TO DO: Identify and pull out each line of the entries in which "color" occurs.

SUPPLIED DATA:
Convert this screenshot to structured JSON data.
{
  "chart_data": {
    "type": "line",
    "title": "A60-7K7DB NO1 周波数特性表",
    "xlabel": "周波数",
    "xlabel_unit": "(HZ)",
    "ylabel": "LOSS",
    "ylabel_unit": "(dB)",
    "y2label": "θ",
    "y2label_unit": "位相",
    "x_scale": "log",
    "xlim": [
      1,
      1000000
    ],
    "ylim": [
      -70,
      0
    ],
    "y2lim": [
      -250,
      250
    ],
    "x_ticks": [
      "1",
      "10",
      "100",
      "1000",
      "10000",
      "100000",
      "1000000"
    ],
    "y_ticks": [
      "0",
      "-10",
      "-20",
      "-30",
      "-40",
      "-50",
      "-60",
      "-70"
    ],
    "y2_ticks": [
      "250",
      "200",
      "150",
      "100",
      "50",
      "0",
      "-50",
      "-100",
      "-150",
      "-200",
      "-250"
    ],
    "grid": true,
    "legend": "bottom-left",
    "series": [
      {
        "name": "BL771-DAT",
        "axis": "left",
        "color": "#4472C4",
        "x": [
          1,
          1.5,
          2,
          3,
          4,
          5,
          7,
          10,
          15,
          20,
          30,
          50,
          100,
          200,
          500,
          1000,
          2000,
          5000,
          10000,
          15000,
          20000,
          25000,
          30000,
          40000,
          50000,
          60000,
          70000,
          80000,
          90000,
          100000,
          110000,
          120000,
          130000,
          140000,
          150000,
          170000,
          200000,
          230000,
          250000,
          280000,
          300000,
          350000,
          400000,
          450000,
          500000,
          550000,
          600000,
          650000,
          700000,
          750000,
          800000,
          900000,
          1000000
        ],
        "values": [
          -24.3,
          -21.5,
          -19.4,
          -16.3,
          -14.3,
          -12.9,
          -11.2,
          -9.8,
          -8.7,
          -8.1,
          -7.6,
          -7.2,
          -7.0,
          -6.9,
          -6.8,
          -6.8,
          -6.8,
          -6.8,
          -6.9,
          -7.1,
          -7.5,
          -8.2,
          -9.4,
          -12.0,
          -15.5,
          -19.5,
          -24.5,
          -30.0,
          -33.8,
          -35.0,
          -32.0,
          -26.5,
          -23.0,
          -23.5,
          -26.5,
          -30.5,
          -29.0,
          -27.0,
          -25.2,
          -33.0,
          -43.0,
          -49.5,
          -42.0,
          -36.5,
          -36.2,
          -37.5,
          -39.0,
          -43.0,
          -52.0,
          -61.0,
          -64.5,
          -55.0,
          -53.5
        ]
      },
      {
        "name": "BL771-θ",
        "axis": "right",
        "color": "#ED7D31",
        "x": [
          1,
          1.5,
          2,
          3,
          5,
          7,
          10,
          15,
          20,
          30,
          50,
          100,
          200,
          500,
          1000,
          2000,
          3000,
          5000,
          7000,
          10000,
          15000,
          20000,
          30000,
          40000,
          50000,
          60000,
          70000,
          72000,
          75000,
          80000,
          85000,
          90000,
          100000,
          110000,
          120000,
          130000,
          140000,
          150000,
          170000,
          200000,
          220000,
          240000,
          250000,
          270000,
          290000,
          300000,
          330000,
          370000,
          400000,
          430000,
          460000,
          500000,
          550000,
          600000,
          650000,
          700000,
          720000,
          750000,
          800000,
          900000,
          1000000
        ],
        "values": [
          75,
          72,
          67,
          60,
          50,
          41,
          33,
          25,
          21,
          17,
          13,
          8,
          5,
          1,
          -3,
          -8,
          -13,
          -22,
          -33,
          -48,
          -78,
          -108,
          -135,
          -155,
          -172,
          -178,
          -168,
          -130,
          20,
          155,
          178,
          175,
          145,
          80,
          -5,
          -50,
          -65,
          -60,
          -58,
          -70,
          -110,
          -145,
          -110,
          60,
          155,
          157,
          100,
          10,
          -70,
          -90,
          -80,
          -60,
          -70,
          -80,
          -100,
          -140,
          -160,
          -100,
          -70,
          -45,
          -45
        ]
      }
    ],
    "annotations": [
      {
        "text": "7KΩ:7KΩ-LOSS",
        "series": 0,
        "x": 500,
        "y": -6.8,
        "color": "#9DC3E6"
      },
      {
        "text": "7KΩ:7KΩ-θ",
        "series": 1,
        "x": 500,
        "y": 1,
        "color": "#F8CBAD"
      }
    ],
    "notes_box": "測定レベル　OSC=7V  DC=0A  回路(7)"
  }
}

EXPECTED ANSWER:
        "color": "#4472C4",
        "color": "#ED7D31",
        "color": "#9DC3E6"
        "color": "#F8CBAD"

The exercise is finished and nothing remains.